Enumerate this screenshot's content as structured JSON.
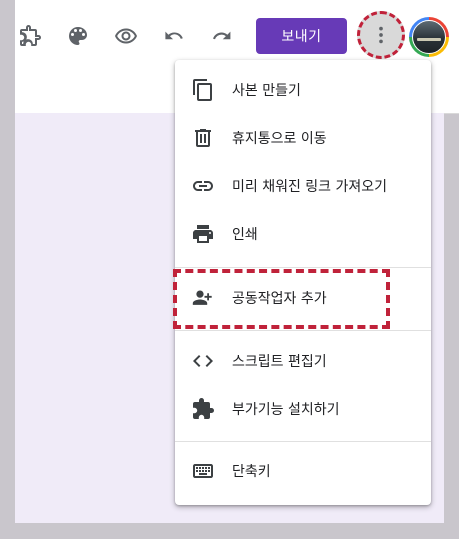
{
  "toolbar": {
    "send_label": "보내기",
    "icons": [
      "addons-icon",
      "palette-icon",
      "eye-icon",
      "undo-icon",
      "redo-icon",
      "more-vert-icon"
    ]
  },
  "menu": {
    "items": [
      {
        "label": "사본 만들기",
        "icon": "copy-icon"
      },
      {
        "label": "휴지통으로 이동",
        "icon": "trash-icon"
      },
      {
        "label": "미리 채워진 링크 가져오기",
        "icon": "link-icon"
      },
      {
        "label": "인쇄",
        "icon": "print-icon"
      },
      {
        "label": "공동작업자 추가",
        "icon": "person-add-icon"
      },
      {
        "label": "스크립트 편집기",
        "icon": "code-icon"
      },
      {
        "label": "부가기능 설치하기",
        "icon": "puzzle-icon"
      },
      {
        "label": "단축키",
        "icon": "keyboard-icon"
      }
    ]
  },
  "colors": {
    "accent": "#673ab7",
    "highlight": "#c0223a",
    "canvas": "#f0ebf8"
  }
}
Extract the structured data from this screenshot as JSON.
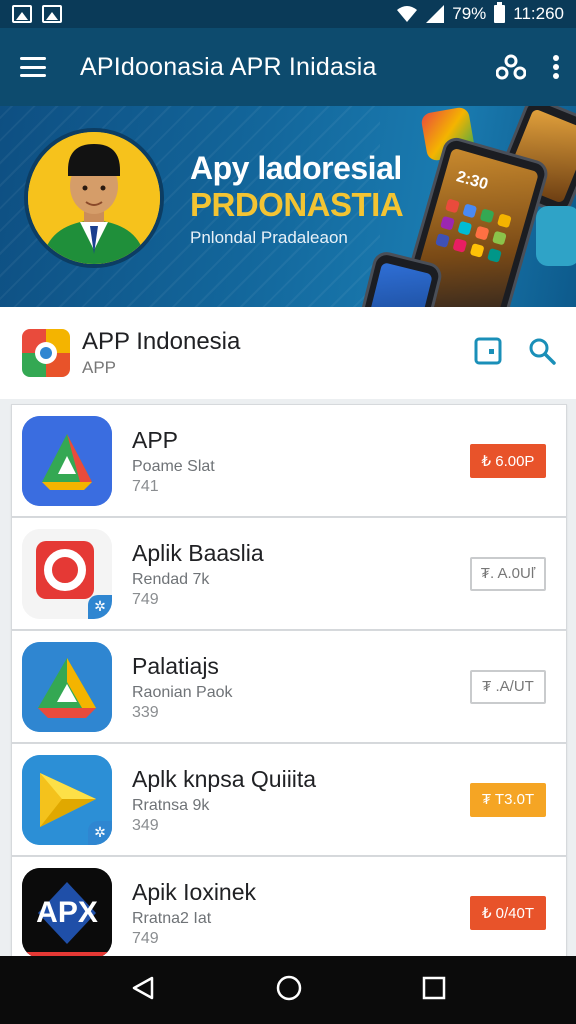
{
  "status_bar": {
    "battery": "79%",
    "time": "11:260"
  },
  "app_bar": {
    "title": "APIdoonasia  APR Inidasia"
  },
  "banner": {
    "title": "Apy ladoresial",
    "subtitle": "PRDONASTIA",
    "tagline": "Pnlondal Pradaleaon",
    "phone_clock": "2:30"
  },
  "header": {
    "title": "APP Indonesia",
    "subtitle": "APP"
  },
  "apps": [
    {
      "name": "APP",
      "desc": "Poame Slat",
      "count": "741",
      "button": "₺ 6.00P",
      "style": "red"
    },
    {
      "name": "Aplik Baaslia",
      "desc": "Rendad 7k",
      "count": "749",
      "button": "₮. A.0Uľ",
      "style": "outline"
    },
    {
      "name": "Palatiajs",
      "desc": "Raonian Paok",
      "count": "339",
      "button": "₮ .A/UT",
      "style": "outline"
    },
    {
      "name": "Aplk knpsa Quiiita",
      "desc": "Rratnsa 9k",
      "count": "349",
      "button": "₮ T3.0T",
      "style": "orange"
    },
    {
      "name": "Apik Ioxinek",
      "desc": "Rratna2 Iat",
      "count": "749",
      "button": "₺ 0/40T",
      "style": "red"
    }
  ],
  "icons": {
    "app0": "drive-triangle-icon",
    "app1": "red-o-icon",
    "app2": "drive-triangle-icon",
    "app3": "play-arrow-icon",
    "app4": "apx-logo-icon",
    "apx_text": "APX"
  },
  "colors": {
    "primary": "#0d4b6e",
    "accent_red": "#e8532a",
    "accent_orange": "#f5a524",
    "teal": "#1a8fb8"
  }
}
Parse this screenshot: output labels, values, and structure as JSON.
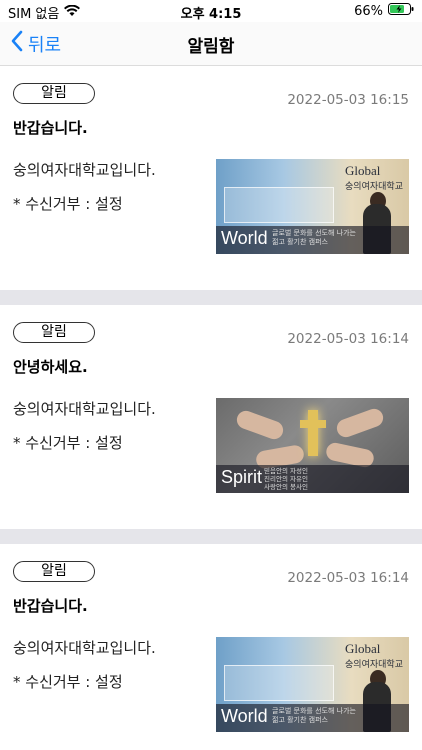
{
  "status_bar": {
    "carrier": "SIM 없음",
    "time": "오후 4:15",
    "battery": "66%"
  },
  "nav": {
    "back_label": "뒤로",
    "title": "알림함"
  },
  "notifications": [
    {
      "badge": "알림",
      "date": "2022-05-03 16:15",
      "title": "반갑습니다.",
      "line1": "숭의여자대학교입니다.",
      "line2": "* 수신거부 : 설정",
      "image": {
        "word": "World",
        "sub1": "글로벌 문화를 선도해 나가는",
        "sub2": "젊고 활기찬 캠퍼스",
        "brand1": "Global",
        "brand2": "숭의여자대학교"
      }
    },
    {
      "badge": "알림",
      "date": "2022-05-03 16:14",
      "title": "안녕하세요.",
      "line1": "숭의여자대학교입니다.",
      "line2": "* 수신거부 : 설정",
      "image": {
        "word": "Spirit",
        "sub1": "믿음안의 자성인",
        "sub2": "진리안의 자유인",
        "sub3": "사랑안의 봉사인"
      }
    },
    {
      "badge": "알림",
      "date": "2022-05-03 16:14",
      "title": "반갑습니다.",
      "line1": "숭의여자대학교입니다.",
      "line2": "* 수신거부 : 설정",
      "image": {
        "word": "World",
        "sub1": "글로벌 문화를 선도해 나가는",
        "sub2": "젊고 활기찬 캠퍼스",
        "brand1": "Global",
        "brand2": "숭의여자대학교"
      }
    }
  ],
  "colors": {
    "accent": "#1a82f7",
    "separator": "#e5e5ea",
    "date_text": "#7a7a7a"
  }
}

= = = = =

◆ **Written problem**:
Filter the entries above down to the lines containing the word "screenshot".

◆ **Written reply**:
Enumerate this screenshot's content as structured JSON.
Extract the structured data from this screenshot as JSON.
Parse this screenshot: output labels, values, and structure as JSON.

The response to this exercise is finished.